# START OF Material provided
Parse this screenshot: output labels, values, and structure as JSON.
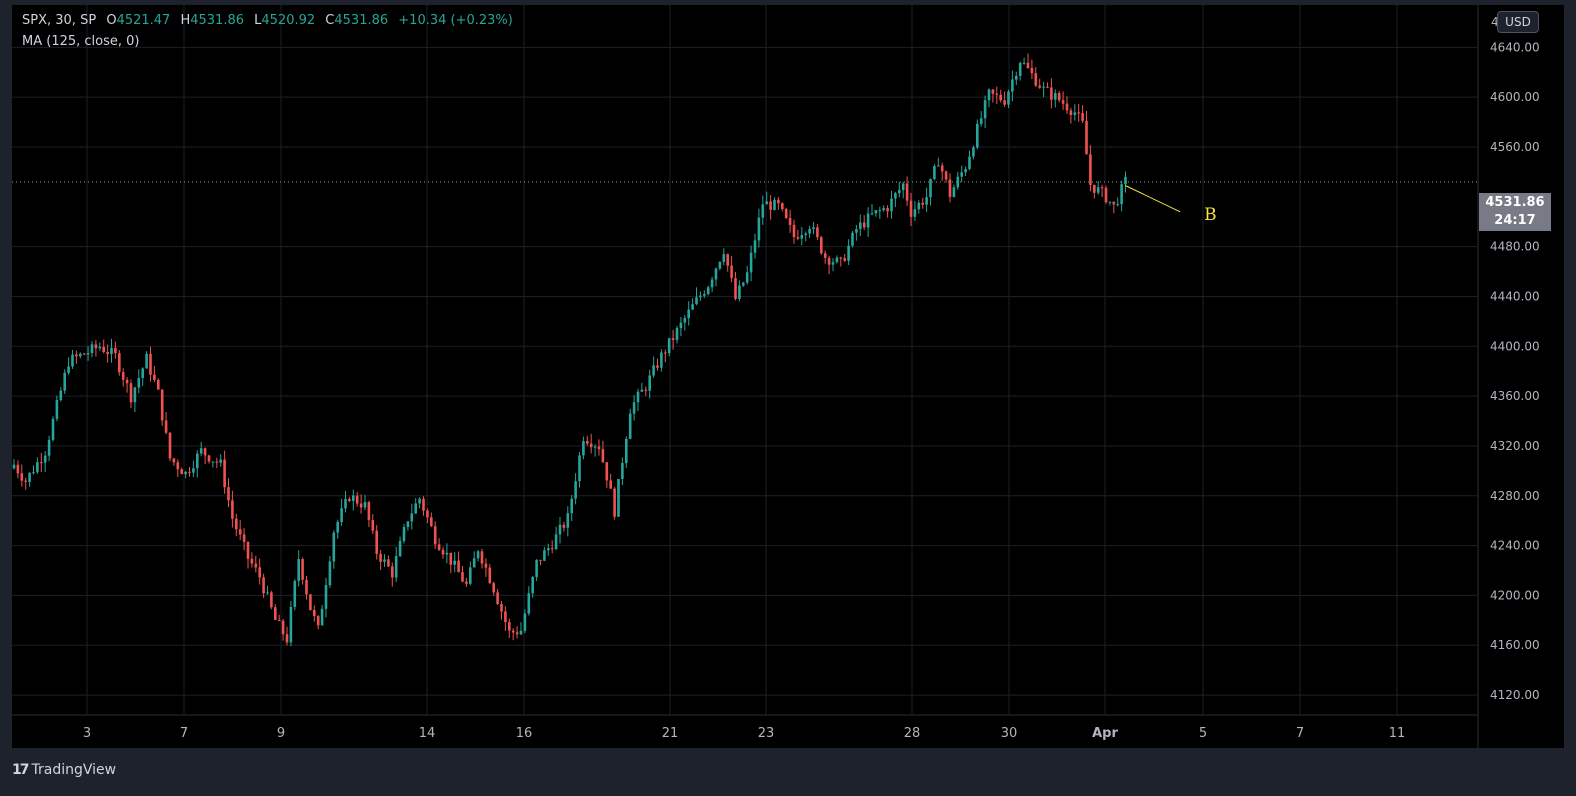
{
  "legend": {
    "symbol_line": "SPX, 30, SP",
    "open_label": "O",
    "open": "4521.47",
    "high_label": "H",
    "high": "4531.86",
    "low_label": "L",
    "low": "4520.92",
    "close_label": "C",
    "close": "4531.86",
    "change": "+10.34 (+0.23%)",
    "indicator": "MA (125, close, 0)"
  },
  "currency": "USD",
  "price_label": {
    "price": "4531.86",
    "countdown": "24:17"
  },
  "brand": {
    "name": "TradingView",
    "logo": "17"
  },
  "annotation": {
    "label": "B"
  },
  "colors": {
    "background": "#000000",
    "up": "#26a69a",
    "down": "#ef5350",
    "annotation": "#f5e342"
  },
  "chart_data": {
    "type": "candlestick",
    "title": "",
    "ylim": [
      4104,
      4674
    ],
    "y_ticks": [
      4640,
      4600,
      4560,
      4480,
      4440,
      4400,
      4360,
      4320,
      4280,
      4240,
      4200,
      4160,
      4120
    ],
    "y_tick_labels": [
      "4640.00",
      "4600.00",
      "4560.00",
      "4480.00",
      "4440.00",
      "4400.00",
      "4360.00",
      "4320.00",
      "4280.00",
      "4240.00",
      "4200.00",
      "4160.00",
      "4120.00"
    ],
    "x_ticks": [
      "3",
      "7",
      "9",
      "14",
      "16",
      "21",
      "23",
      "28",
      "30",
      "Apr",
      "5",
      "7",
      "11"
    ],
    "last_price": 4531.86,
    "grid": true,
    "path": [
      [
        0,
        4305
      ],
      [
        3,
        4292
      ],
      [
        8,
        4316
      ],
      [
        14,
        4388
      ],
      [
        22,
        4400
      ],
      [
        26,
        4392
      ],
      [
        30,
        4360
      ],
      [
        34,
        4390
      ],
      [
        37,
        4362
      ],
      [
        40,
        4310
      ],
      [
        44,
        4298
      ],
      [
        48,
        4316
      ],
      [
        53,
        4305
      ],
      [
        56,
        4262
      ],
      [
        60,
        4230
      ],
      [
        63,
        4215
      ],
      [
        67,
        4180
      ],
      [
        70,
        4165
      ],
      [
        73,
        4230
      ],
      [
        76,
        4190
      ],
      [
        78,
        4172
      ],
      [
        82,
        4252
      ],
      [
        86,
        4280
      ],
      [
        90,
        4272
      ],
      [
        93,
        4235
      ],
      [
        97,
        4218
      ],
      [
        101,
        4262
      ],
      [
        104,
        4278
      ],
      [
        108,
        4246
      ],
      [
        112,
        4228
      ],
      [
        116,
        4208
      ],
      [
        119,
        4238
      ],
      [
        123,
        4206
      ],
      [
        127,
        4170
      ],
      [
        130,
        4172
      ],
      [
        134,
        4226
      ],
      [
        138,
        4242
      ],
      [
        142,
        4262
      ],
      [
        146,
        4328
      ],
      [
        150,
        4320
      ],
      [
        152,
        4296
      ],
      [
        154,
        4268
      ],
      [
        158,
        4350
      ],
      [
        162,
        4368
      ],
      [
        166,
        4392
      ],
      [
        170,
        4412
      ],
      [
        174,
        4432
      ],
      [
        178,
        4450
      ],
      [
        182,
        4478
      ],
      [
        185,
        4438
      ],
      [
        188,
        4458
      ],
      [
        192,
        4515
      ],
      [
        196,
        4512
      ],
      [
        200,
        4488
      ],
      [
        204,
        4498
      ],
      [
        208,
        4472
      ],
      [
        212,
        4466
      ],
      [
        216,
        4494
      ],
      [
        220,
        4505
      ],
      [
        224,
        4512
      ],
      [
        228,
        4530
      ],
      [
        230,
        4508
      ],
      [
        234,
        4520
      ],
      [
        237,
        4550
      ],
      [
        240,
        4522
      ],
      [
        244,
        4545
      ],
      [
        247,
        4574
      ],
      [
        250,
        4602
      ],
      [
        254,
        4598
      ],
      [
        258,
        4630
      ],
      [
        261,
        4618
      ],
      [
        264,
        4606
      ],
      [
        268,
        4598
      ],
      [
        272,
        4588
      ],
      [
        274,
        4578
      ],
      [
        276,
        4530
      ],
      [
        280,
        4520
      ],
      [
        282,
        4512
      ],
      [
        285,
        4532
      ]
    ],
    "projection": {
      "label": "B",
      "from_x": 285,
      "from_y": 4529,
      "to_x": 299,
      "to_y": 4508
    }
  }
}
# END OF Material provided
The data above should be repeated exactly, minus any pictures.

Parse this screenshot: output labels, values, and structure as JSON.
{
  "legend": {
    "symbol_line": "SPX, 30, SP",
    "open_label": "O",
    "open": "4521.47",
    "high_label": "H",
    "high": "4531.86",
    "low_label": "L",
    "low": "4520.92",
    "close_label": "C",
    "close": "4531.86",
    "change": "+10.34 (+0.23%)",
    "indicator": "MA (125, close, 0)"
  },
  "currency": "USD",
  "price_label": {
    "price": "4531.86",
    "countdown": "24:17"
  },
  "brand": {
    "name": "TradingView",
    "logo": "17"
  },
  "annotation": {
    "label": "B"
  },
  "colors": {
    "background": "#000000",
    "up": "#26a69a",
    "down": "#ef5350",
    "annotation": "#f5e342"
  },
  "chart_data": {
    "type": "candlestick",
    "title": "",
    "ylim": [
      4104,
      4674
    ],
    "y_ticks": [
      4640,
      4600,
      4560,
      4480,
      4440,
      4400,
      4360,
      4320,
      4280,
      4240,
      4200,
      4160,
      4120
    ],
    "y_tick_labels": [
      "4640.00",
      "4600.00",
      "4560.00",
      "4480.00",
      "4440.00",
      "4400.00",
      "4360.00",
      "4320.00",
      "4280.00",
      "4240.00",
      "4200.00",
      "4160.00",
      "4120.00"
    ],
    "x_ticks": [
      "3",
      "7",
      "9",
      "14",
      "16",
      "21",
      "23",
      "28",
      "30",
      "Apr",
      "5",
      "7",
      "11"
    ],
    "last_price": 4531.86,
    "grid": true,
    "path": [
      [
        0,
        4305
      ],
      [
        3,
        4292
      ],
      [
        8,
        4316
      ],
      [
        14,
        4388
      ],
      [
        22,
        4400
      ],
      [
        26,
        4392
      ],
      [
        30,
        4360
      ],
      [
        34,
        4390
      ],
      [
        37,
        4362
      ],
      [
        40,
        4310
      ],
      [
        44,
        4298
      ],
      [
        48,
        4316
      ],
      [
        53,
        4305
      ],
      [
        56,
        4262
      ],
      [
        60,
        4230
      ],
      [
        63,
        4215
      ],
      [
        67,
        4180
      ],
      [
        70,
        4165
      ],
      [
        73,
        4230
      ],
      [
        76,
        4190
      ],
      [
        78,
        4172
      ],
      [
        82,
        4252
      ],
      [
        86,
        4280
      ],
      [
        90,
        4272
      ],
      [
        93,
        4235
      ],
      [
        97,
        4218
      ],
      [
        101,
        4262
      ],
      [
        104,
        4278
      ],
      [
        108,
        4246
      ],
      [
        112,
        4228
      ],
      [
        116,
        4208
      ],
      [
        119,
        4238
      ],
      [
        123,
        4206
      ],
      [
        127,
        4170
      ],
      [
        130,
        4172
      ],
      [
        134,
        4226
      ],
      [
        138,
        4242
      ],
      [
        142,
        4262
      ],
      [
        146,
        4328
      ],
      [
        150,
        4320
      ],
      [
        152,
        4296
      ],
      [
        154,
        4268
      ],
      [
        158,
        4350
      ],
      [
        162,
        4368
      ],
      [
        166,
        4392
      ],
      [
        170,
        4412
      ],
      [
        174,
        4432
      ],
      [
        178,
        4450
      ],
      [
        182,
        4478
      ],
      [
        185,
        4438
      ],
      [
        188,
        4458
      ],
      [
        192,
        4515
      ],
      [
        196,
        4512
      ],
      [
        200,
        4488
      ],
      [
        204,
        4498
      ],
      [
        208,
        4472
      ],
      [
        212,
        4466
      ],
      [
        216,
        4494
      ],
      [
        220,
        4505
      ],
      [
        224,
        4512
      ],
      [
        228,
        4530
      ],
      [
        230,
        4508
      ],
      [
        234,
        4520
      ],
      [
        237,
        4550
      ],
      [
        240,
        4522
      ],
      [
        244,
        4545
      ],
      [
        247,
        4574
      ],
      [
        250,
        4602
      ],
      [
        254,
        4598
      ],
      [
        258,
        4630
      ],
      [
        261,
        4618
      ],
      [
        264,
        4606
      ],
      [
        268,
        4598
      ],
      [
        272,
        4588
      ],
      [
        274,
        4578
      ],
      [
        276,
        4530
      ],
      [
        280,
        4520
      ],
      [
        282,
        4512
      ],
      [
        285,
        4532
      ]
    ],
    "projection": {
      "label": "B",
      "from_x": 285,
      "from_y": 4529,
      "to_x": 299,
      "to_y": 4508
    }
  }
}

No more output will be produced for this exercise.